• THE PROBLEM
Each entry below is to be extracted exactly.

• Excerpt from a dataset
########
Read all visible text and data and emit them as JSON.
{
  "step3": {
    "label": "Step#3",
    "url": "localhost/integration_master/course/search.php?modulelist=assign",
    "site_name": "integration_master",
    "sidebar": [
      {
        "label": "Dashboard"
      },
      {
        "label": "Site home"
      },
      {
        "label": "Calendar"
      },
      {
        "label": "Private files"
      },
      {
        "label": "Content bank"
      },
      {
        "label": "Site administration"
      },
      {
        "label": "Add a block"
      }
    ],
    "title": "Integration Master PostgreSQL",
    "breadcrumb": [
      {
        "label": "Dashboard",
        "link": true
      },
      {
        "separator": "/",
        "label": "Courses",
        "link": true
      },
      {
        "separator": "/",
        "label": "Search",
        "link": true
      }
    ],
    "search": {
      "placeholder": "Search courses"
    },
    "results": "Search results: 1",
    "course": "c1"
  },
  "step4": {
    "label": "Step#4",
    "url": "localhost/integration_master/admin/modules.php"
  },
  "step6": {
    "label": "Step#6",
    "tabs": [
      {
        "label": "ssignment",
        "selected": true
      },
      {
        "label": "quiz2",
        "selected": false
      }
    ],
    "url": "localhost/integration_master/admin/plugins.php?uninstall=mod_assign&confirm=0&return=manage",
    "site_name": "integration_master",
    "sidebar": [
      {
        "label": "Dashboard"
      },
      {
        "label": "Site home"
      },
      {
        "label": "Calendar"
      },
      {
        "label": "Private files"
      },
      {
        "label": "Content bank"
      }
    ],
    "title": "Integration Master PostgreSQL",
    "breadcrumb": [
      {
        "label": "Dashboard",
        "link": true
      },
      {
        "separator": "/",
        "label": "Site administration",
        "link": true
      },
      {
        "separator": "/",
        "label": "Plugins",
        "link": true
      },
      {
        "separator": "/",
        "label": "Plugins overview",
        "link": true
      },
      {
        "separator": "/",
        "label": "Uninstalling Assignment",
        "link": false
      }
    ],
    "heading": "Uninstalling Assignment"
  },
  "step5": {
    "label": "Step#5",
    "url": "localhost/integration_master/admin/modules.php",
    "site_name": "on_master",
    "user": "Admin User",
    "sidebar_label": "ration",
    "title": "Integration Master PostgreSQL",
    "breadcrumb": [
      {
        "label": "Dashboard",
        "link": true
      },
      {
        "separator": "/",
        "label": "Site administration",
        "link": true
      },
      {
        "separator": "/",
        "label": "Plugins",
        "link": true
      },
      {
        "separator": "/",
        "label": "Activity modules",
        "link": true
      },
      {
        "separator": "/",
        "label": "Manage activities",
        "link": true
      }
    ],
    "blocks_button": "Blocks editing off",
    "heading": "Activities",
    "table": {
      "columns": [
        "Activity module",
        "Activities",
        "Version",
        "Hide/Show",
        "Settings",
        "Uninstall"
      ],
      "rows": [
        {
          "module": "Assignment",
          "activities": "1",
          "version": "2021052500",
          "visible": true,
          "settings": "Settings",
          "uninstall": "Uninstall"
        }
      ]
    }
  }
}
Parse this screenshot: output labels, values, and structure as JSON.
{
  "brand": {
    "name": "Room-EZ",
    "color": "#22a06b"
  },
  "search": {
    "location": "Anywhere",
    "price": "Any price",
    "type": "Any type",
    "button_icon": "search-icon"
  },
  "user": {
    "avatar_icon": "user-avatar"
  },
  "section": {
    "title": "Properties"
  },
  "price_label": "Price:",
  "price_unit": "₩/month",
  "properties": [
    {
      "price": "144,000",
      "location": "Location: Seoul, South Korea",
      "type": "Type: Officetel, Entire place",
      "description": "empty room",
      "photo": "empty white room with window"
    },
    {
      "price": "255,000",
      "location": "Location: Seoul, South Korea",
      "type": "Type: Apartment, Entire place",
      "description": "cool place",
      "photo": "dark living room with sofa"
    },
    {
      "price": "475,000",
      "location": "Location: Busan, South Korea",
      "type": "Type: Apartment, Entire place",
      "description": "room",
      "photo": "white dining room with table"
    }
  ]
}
########
• OUTPUT FOR THIS EXERCISE
Read all visible text and data and emit them as JSON.
{
  "step3": {
    "label": "Step#3",
    "url": "localhost/integration_master/course/search.php?modulelist=assign",
    "site_name": "integration_master",
    "sidebar": [
      {
        "label": "Dashboard"
      },
      {
        "label": "Site home"
      },
      {
        "label": "Calendar"
      },
      {
        "label": "Private files"
      },
      {
        "label": "Content bank"
      },
      {
        "label": "Site administration"
      },
      {
        "label": "Add a block"
      }
    ],
    "title": "Integration Master PostgreSQL",
    "breadcrumb": [
      {
        "label": "Dashboard",
        "link": true
      },
      {
        "separator": "/",
        "label": "Courses",
        "link": true
      },
      {
        "separator": "/",
        "label": "Search",
        "link": true
      }
    ],
    "search": {
      "placeholder": "Search courses"
    },
    "results": "Search results: 1",
    "course": "c1"
  },
  "step4": {
    "label": "Step#4",
    "url": "localhost/integration_master/admin/modules.php"
  },
  "step6": {
    "label": "Step#6",
    "tabs": [
      {
        "label": "ssignment",
        "selected": true
      },
      {
        "label": "quiz2",
        "selected": false
      }
    ],
    "url": "localhost/integration_master/admin/plugins.php?uninstall=mod_assign&confirm=0&return=manage",
    "site_name": "integration_master",
    "sidebar": [
      {
        "label": "Dashboard"
      },
      {
        "label": "Site home"
      },
      {
        "label": "Calendar"
      },
      {
        "label": "Private files"
      },
      {
        "label": "Content bank"
      }
    ],
    "title": "Integration Master PostgreSQL",
    "breadcrumb": [
      {
        "label": "Dashboard",
        "link": true
      },
      {
        "separator": "/",
        "label": "Site administration",
        "link": true
      },
      {
        "separator": "/",
        "label": "Plugins",
        "link": true
      },
      {
        "separator": "/",
        "label": "Plugins overview",
        "link": true
      },
      {
        "separator": "/",
        "label": "Uninstalling Assignment",
        "link": false
      }
    ],
    "heading": "Uninstalling Assignment"
  },
  "step5": {
    "label": "Step#5",
    "url": "localhost/integration_master/admin/modules.php",
    "site_name": "on_master",
    "user": "Admin User",
    "sidebar_label": "ration",
    "title": "Integration Master PostgreSQL",
    "breadcrumb": [
      {
        "label": "Dashboard",
        "link": true
      },
      {
        "separator": "/",
        "label": "Site administration",
        "link": true
      },
      {
        "separator": "/",
        "label": "Plugins",
        "link": true
      },
      {
        "separator": "/",
        "label": "Activity modules",
        "link": true
      },
      {
        "separator": "/",
        "label": "Manage activities",
        "link": true
      }
    ],
    "blocks_button": "Blocks editing off",
    "heading": "Activities",
    "table": {
      "columns": [
        "Activity module",
        "Activities",
        "Version",
        "Hide/Show",
        "Settings",
        "Uninstall"
      ],
      "rows": [
        {
          "module": "Assignment",
          "activities": "1",
          "version": "2021052500",
          "visible": true,
          "settings": "Settings",
          "uninstall": "Uninstall"
        }
      ]
    }
  }
}
Parse this screenshot: output labels, values, and structure as JSON.
{
  "brand": {
    "name": "Room-EZ",
    "color": "#22a06b"
  },
  "search": {
    "location": "Anywhere",
    "price": "Any price",
    "type": "Any type",
    "button_icon": "search-icon"
  },
  "user": {
    "avatar_icon": "user-avatar"
  },
  "section": {
    "title": "Properties"
  },
  "price_label": "Price:",
  "price_unit": "₩/month",
  "properties": [
    {
      "price": "144,000",
      "location": "Location: Seoul, South Korea",
      "type": "Type: Officetel, Entire place",
      "description": "empty room",
      "photo": "empty white room with window"
    },
    {
      "price": "255,000",
      "location": "Location: Seoul, South Korea",
      "type": "Type: Apartment, Entire place",
      "description": "cool place",
      "photo": "dark living room with sofa"
    },
    {
      "price": "475,000",
      "location": "Location: Busan, South Korea",
      "type": "Type: Apartment, Entire place",
      "description": "room",
      "photo": "white dining room with table"
    }
  ]
}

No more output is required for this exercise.